▶ _Task to complete_: In the material below, list every line carrying the string "source".
==== Given records
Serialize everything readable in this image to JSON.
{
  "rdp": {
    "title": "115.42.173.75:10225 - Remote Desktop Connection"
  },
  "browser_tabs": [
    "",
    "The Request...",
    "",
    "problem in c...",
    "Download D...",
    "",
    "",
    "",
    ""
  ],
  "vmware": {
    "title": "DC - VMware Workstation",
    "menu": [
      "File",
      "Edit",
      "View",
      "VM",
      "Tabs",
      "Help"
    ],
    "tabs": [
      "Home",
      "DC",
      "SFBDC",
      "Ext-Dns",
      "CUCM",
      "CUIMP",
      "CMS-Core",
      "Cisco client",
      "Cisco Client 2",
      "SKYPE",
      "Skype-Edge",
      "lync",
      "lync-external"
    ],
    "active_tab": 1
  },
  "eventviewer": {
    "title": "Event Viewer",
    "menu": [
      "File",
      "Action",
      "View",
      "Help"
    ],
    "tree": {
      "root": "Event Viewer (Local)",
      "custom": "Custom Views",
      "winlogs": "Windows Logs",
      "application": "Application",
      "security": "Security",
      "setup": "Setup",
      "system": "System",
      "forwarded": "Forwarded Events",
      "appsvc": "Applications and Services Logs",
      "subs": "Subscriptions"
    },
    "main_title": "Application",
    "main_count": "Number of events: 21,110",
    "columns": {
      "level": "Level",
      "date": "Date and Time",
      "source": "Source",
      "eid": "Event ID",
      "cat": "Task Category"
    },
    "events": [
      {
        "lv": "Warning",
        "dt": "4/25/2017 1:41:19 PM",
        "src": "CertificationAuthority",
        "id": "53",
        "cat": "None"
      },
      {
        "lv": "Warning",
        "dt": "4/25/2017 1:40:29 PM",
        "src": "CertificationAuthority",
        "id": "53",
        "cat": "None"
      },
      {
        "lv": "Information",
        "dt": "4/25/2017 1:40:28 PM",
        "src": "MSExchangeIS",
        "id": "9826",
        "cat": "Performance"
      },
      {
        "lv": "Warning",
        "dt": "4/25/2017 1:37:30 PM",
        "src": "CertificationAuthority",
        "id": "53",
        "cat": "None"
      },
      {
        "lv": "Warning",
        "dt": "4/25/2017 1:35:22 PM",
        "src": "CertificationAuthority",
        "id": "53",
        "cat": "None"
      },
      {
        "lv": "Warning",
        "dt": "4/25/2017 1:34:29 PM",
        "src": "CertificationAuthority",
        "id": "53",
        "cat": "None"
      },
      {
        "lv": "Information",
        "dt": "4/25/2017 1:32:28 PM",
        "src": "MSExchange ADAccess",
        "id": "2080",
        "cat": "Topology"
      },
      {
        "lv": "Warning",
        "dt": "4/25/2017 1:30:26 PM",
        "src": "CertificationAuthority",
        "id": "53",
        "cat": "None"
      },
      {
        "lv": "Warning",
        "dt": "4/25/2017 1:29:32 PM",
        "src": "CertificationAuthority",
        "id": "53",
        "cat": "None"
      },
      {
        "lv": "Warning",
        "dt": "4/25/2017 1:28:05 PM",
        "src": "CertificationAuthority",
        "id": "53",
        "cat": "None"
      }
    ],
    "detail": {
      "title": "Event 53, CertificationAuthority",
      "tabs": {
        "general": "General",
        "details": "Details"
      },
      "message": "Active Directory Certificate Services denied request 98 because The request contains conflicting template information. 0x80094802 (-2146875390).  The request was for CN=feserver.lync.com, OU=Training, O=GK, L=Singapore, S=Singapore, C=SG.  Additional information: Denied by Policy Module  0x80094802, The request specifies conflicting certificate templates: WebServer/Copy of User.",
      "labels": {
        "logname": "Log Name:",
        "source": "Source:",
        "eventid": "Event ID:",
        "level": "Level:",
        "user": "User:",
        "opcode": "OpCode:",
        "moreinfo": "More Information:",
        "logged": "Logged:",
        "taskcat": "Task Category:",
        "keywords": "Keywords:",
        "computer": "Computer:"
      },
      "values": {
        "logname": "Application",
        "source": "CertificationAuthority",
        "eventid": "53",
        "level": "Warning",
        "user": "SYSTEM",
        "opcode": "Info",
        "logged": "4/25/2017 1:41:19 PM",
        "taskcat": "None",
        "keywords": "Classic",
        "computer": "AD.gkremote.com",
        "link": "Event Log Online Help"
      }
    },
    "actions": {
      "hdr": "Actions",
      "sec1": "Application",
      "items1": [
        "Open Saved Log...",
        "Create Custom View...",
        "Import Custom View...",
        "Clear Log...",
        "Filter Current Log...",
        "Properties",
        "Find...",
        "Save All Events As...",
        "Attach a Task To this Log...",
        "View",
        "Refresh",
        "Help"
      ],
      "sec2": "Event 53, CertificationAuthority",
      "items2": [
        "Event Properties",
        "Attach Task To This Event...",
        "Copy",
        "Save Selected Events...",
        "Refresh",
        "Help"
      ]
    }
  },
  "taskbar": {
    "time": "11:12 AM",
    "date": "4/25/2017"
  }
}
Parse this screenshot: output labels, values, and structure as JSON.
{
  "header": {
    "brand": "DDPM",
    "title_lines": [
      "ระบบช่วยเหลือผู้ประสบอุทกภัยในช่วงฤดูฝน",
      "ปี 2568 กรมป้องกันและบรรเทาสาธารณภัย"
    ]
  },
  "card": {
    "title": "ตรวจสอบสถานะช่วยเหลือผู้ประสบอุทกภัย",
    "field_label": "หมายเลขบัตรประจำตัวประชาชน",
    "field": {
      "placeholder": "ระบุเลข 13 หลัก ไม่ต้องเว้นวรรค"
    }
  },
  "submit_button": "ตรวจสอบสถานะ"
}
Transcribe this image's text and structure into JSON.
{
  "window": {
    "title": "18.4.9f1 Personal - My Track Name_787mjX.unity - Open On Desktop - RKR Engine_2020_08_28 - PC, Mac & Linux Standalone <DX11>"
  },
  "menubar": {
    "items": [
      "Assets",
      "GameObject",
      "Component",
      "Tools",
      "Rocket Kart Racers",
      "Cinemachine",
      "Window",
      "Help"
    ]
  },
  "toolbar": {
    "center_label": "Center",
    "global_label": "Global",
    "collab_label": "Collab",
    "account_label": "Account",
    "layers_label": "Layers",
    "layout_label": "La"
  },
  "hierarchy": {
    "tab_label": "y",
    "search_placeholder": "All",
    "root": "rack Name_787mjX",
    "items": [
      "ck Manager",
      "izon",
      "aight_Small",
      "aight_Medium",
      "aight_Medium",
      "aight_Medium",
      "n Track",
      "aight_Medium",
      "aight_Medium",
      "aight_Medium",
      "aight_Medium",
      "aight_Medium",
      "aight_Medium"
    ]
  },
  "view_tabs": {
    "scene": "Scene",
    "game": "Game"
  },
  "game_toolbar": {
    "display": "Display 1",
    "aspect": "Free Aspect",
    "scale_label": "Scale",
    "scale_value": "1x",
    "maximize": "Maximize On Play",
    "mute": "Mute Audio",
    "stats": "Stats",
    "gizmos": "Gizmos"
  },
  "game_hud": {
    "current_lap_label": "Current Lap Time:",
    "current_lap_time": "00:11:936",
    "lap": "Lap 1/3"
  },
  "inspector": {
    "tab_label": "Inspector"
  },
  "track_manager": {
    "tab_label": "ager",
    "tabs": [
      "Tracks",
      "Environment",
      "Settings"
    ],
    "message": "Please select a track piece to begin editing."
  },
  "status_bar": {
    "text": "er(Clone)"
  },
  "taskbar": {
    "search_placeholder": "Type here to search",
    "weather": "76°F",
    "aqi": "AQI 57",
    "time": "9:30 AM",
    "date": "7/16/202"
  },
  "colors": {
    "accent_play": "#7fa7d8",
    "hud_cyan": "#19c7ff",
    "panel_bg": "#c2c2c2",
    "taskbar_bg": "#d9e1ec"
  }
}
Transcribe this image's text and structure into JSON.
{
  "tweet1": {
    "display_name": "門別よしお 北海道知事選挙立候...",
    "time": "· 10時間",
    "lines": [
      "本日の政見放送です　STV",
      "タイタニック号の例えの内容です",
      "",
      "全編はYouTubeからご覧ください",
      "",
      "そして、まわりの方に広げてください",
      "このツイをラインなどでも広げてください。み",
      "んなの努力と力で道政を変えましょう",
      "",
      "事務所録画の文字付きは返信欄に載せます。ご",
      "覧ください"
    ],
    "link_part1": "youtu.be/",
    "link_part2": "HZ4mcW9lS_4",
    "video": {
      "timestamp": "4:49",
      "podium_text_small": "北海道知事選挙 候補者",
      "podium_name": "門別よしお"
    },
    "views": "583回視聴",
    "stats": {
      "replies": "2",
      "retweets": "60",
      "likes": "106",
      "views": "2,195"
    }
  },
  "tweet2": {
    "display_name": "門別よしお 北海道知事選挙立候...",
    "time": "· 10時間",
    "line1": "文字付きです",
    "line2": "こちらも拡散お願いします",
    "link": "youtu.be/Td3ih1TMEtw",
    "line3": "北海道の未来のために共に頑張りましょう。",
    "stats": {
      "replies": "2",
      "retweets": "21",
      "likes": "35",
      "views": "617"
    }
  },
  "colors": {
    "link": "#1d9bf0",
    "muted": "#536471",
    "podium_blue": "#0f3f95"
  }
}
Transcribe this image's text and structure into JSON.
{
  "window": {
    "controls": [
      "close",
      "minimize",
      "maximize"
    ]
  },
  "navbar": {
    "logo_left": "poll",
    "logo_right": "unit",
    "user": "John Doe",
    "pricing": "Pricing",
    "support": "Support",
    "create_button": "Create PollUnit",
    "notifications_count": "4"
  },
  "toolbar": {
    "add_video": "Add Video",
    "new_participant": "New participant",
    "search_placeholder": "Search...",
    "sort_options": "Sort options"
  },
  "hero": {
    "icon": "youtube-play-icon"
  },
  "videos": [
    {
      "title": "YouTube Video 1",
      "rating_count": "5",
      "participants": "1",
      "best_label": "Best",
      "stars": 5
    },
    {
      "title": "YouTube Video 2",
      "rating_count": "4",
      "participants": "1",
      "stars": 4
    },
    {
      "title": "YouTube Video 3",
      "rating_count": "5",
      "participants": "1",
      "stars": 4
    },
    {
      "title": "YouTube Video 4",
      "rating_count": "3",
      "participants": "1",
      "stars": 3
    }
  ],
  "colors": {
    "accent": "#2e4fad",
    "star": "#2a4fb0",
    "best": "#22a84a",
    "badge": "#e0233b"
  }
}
========
▶ _Reply_:
      "source": "Source",
        "source": "Source:",
        "source": "CertificationAuthority",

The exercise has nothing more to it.